— Start of DATASET RECORDS —
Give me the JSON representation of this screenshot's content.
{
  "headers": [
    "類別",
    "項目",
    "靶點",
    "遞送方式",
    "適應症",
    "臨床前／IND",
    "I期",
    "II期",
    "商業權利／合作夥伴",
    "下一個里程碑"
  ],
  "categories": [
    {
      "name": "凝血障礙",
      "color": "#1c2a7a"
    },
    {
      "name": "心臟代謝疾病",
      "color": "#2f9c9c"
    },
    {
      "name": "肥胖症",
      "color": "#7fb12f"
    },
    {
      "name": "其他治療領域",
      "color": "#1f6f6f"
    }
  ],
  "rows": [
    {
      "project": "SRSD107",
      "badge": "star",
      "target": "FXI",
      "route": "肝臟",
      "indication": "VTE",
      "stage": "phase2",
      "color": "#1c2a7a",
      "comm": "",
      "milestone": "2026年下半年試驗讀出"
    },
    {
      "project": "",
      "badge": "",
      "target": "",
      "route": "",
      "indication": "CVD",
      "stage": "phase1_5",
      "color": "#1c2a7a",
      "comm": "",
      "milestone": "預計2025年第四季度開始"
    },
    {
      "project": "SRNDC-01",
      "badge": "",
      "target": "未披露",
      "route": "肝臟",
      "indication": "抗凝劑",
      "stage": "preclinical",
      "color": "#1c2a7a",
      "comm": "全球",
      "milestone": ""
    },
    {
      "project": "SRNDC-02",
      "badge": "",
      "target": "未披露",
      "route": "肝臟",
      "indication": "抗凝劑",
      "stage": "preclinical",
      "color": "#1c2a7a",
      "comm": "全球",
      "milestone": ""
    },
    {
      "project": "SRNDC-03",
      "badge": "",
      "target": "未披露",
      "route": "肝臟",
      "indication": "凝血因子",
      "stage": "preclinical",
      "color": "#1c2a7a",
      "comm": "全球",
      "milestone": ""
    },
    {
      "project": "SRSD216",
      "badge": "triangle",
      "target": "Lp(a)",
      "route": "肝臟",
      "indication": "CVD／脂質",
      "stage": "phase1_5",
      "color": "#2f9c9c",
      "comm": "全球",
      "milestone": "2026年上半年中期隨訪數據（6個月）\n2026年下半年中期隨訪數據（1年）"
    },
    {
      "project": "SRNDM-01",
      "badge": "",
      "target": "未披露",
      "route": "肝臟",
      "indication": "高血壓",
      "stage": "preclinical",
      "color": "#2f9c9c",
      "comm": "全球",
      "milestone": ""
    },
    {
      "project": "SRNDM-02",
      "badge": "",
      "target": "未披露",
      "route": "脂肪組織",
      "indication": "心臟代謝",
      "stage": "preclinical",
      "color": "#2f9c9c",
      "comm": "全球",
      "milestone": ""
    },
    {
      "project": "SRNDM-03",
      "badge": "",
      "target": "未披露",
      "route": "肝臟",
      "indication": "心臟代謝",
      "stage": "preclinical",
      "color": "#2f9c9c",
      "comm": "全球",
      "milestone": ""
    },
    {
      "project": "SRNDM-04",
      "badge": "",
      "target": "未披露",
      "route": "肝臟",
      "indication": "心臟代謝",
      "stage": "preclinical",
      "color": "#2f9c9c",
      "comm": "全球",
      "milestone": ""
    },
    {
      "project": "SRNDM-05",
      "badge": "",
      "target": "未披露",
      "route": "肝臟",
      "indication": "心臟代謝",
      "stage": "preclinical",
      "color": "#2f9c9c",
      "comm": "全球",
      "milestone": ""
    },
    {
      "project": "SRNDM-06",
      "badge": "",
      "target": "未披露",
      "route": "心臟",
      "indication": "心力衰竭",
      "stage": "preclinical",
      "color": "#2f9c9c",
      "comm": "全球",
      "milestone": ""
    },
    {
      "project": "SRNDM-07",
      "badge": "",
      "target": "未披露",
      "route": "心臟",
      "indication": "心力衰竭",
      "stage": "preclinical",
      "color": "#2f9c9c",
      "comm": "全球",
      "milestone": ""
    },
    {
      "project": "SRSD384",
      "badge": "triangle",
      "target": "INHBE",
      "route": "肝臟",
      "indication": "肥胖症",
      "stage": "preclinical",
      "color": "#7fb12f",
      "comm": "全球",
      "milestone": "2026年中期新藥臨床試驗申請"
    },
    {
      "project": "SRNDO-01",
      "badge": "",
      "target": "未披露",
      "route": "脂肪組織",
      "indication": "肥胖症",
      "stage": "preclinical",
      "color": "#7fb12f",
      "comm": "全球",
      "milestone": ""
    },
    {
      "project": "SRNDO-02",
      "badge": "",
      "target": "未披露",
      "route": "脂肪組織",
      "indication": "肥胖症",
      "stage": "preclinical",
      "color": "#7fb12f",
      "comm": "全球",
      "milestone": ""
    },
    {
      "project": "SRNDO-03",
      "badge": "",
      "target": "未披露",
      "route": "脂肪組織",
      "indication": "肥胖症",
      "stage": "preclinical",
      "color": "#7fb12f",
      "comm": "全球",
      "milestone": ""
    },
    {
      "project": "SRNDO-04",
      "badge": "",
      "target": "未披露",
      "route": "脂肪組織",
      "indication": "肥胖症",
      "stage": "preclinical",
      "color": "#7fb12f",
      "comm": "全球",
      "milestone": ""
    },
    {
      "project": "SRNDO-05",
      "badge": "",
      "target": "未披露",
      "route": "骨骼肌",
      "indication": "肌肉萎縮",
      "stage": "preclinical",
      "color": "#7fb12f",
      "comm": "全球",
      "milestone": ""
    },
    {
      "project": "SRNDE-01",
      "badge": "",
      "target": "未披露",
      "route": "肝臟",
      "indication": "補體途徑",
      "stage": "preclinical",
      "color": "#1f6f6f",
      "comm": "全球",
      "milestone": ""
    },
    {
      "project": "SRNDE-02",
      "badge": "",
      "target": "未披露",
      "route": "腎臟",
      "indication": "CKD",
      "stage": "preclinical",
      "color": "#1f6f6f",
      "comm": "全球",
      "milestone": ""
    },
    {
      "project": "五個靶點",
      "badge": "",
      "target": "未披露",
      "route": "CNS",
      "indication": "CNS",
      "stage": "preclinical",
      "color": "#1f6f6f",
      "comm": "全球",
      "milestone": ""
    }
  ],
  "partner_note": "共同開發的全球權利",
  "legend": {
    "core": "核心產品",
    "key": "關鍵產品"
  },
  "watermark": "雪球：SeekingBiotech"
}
— End of DATASET RECORDS —
EXERCISE DIRECTIONS: Please set down the whole listing above without altering a single line.

SOLVED EXERCISE:
Give me the JSON representation of this screenshot's content.
{
  "headers": [
    "類別",
    "項目",
    "靶點",
    "遞送方式",
    "適應症",
    "臨床前／IND",
    "I期",
    "II期",
    "商業權利／合作夥伴",
    "下一個里程碑"
  ],
  "categories": [
    {
      "name": "凝血障礙",
      "color": "#1c2a7a"
    },
    {
      "name": "心臟代謝疾病",
      "color": "#2f9c9c"
    },
    {
      "name": "肥胖症",
      "color": "#7fb12f"
    },
    {
      "name": "其他治療領域",
      "color": "#1f6f6f"
    }
  ],
  "rows": [
    {
      "project": "SRSD107",
      "badge": "star",
      "target": "FXI",
      "route": "肝臟",
      "indication": "VTE",
      "stage": "phase2",
      "color": "#1c2a7a",
      "comm": "",
      "milestone": "2026年下半年試驗讀出"
    },
    {
      "project": "",
      "badge": "",
      "target": "",
      "route": "",
      "indication": "CVD",
      "stage": "phase1_5",
      "color": "#1c2a7a",
      "comm": "",
      "milestone": "預計2025年第四季度開始"
    },
    {
      "project": "SRNDC-01",
      "badge": "",
      "target": "未披露",
      "route": "肝臟",
      "indication": "抗凝劑",
      "stage": "preclinical",
      "color": "#1c2a7a",
      "comm": "全球",
      "milestone": ""
    },
    {
      "project": "SRNDC-02",
      "badge": "",
      "target": "未披露",
      "route": "肝臟",
      "indication": "抗凝劑",
      "stage": "preclinical",
      "color": "#1c2a7a",
      "comm": "全球",
      "milestone": ""
    },
    {
      "project": "SRNDC-03",
      "badge": "",
      "target": "未披露",
      "route": "肝臟",
      "indication": "凝血因子",
      "stage": "preclinical",
      "color": "#1c2a7a",
      "comm": "全球",
      "milestone": ""
    },
    {
      "project": "SRSD216",
      "badge": "triangle",
      "target": "Lp(a)",
      "route": "肝臟",
      "indication": "CVD／脂質",
      "stage": "phase1_5",
      "color": "#2f9c9c",
      "comm": "全球",
      "milestone": "2026年上半年中期隨訪數據（6個月）\n2026年下半年中期隨訪數據（1年）"
    },
    {
      "project": "SRNDM-01",
      "badge": "",
      "target": "未披露",
      "route": "肝臟",
      "indication": "高血壓",
      "stage": "preclinical",
      "color": "#2f9c9c",
      "comm": "全球",
      "milestone": ""
    },
    {
      "project": "SRNDM-02",
      "badge": "",
      "target": "未披露",
      "route": "脂肪組織",
      "indication": "心臟代謝",
      "stage": "preclinical",
      "color": "#2f9c9c",
      "comm": "全球",
      "milestone": ""
    },
    {
      "project": "SRNDM-03",
      "badge": "",
      "target": "未披露",
      "route": "肝臟",
      "indication": "心臟代謝",
      "stage": "preclinical",
      "color": "#2f9c9c",
      "comm": "全球",
      "milestone": ""
    },
    {
      "project": "SRNDM-04",
      "badge": "",
      "target": "未披露",
      "route": "肝臟",
      "indication": "心臟代謝",
      "stage": "preclinical",
      "color": "#2f9c9c",
      "comm": "全球",
      "milestone": ""
    },
    {
      "project": "SRNDM-05",
      "badge": "",
      "target": "未披露",
      "route": "肝臟",
      "indication": "心臟代謝",
      "stage": "preclinical",
      "color": "#2f9c9c",
      "comm": "全球",
      "milestone": ""
    },
    {
      "project": "SRNDM-06",
      "badge": "",
      "target": "未披露",
      "route": "心臟",
      "indication": "心力衰竭",
      "stage": "preclinical",
      "color": "#2f9c9c",
      "comm": "全球",
      "milestone": ""
    },
    {
      "project": "SRNDM-07",
      "badge": "",
      "target": "未披露",
      "route": "心臟",
      "indication": "心力衰竭",
      "stage": "preclinical",
      "color": "#2f9c9c",
      "comm": "全球",
      "milestone": ""
    },
    {
      "project": "SRSD384",
      "badge": "triangle",
      "target": "INHBE",
      "route": "肝臟",
      "indication": "肥胖症",
      "stage": "preclinical",
      "color": "#7fb12f",
      "comm": "全球",
      "milestone": "2026年中期新藥臨床試驗申請"
    },
    {
      "project": "SRNDO-01",
      "badge": "",
      "target": "未披露",
      "route": "脂肪組織",
      "indication": "肥胖症",
      "stage": "preclinical",
      "color": "#7fb12f",
      "comm": "全球",
      "milestone": ""
    },
    {
      "project": "SRNDO-02",
      "badge": "",
      "target": "未披露",
      "route": "脂肪組織",
      "indication": "肥胖症",
      "stage": "preclinical",
      "color": "#7fb12f",
      "comm": "全球",
      "milestone": ""
    },
    {
      "project": "SRNDO-03",
      "badge": "",
      "target": "未披露",
      "route": "脂肪組織",
      "indication": "肥胖症",
      "stage": "preclinical",
      "color": "#7fb12f",
      "comm": "全球",
      "milestone": ""
    },
    {
      "project": "SRNDO-04",
      "badge": "",
      "target": "未披露",
      "route": "脂肪組織",
      "indication": "肥胖症",
      "stage": "preclinical",
      "color": "#7fb12f",
      "comm": "全球",
      "milestone": ""
    },
    {
      "project": "SRNDO-05",
      "badge": "",
      "target": "未披露",
      "route": "骨骼肌",
      "indication": "肌肉萎縮",
      "stage": "preclinical",
      "color": "#7fb12f",
      "comm": "全球",
      "milestone": ""
    },
    {
      "project": "SRNDE-01",
      "badge": "",
      "target": "未披露",
      "route": "肝臟",
      "indication": "補體途徑",
      "stage": "preclinical",
      "color": "#1f6f6f",
      "comm": "全球",
      "milestone": ""
    },
    {
      "project": "SRNDE-02",
      "badge": "",
      "target": "未披露",
      "route": "腎臟",
      "indication": "CKD",
      "stage": "preclinical",
      "color": "#1f6f6f",
      "comm": "全球",
      "milestone": ""
    },
    {
      "project": "五個靶點",
      "badge": "",
      "target": "未披露",
      "route": "CNS",
      "indication": "CNS",
      "stage": "preclinical",
      "color": "#1f6f6f",
      "comm": "全球",
      "milestone": ""
    }
  ],
  "partner_note": "共同開發的全球權利",
  "legend": {
    "core": "核心產品",
    "key": "關鍵產品"
  },
  "watermark": "雪球：SeekingBiotech"
}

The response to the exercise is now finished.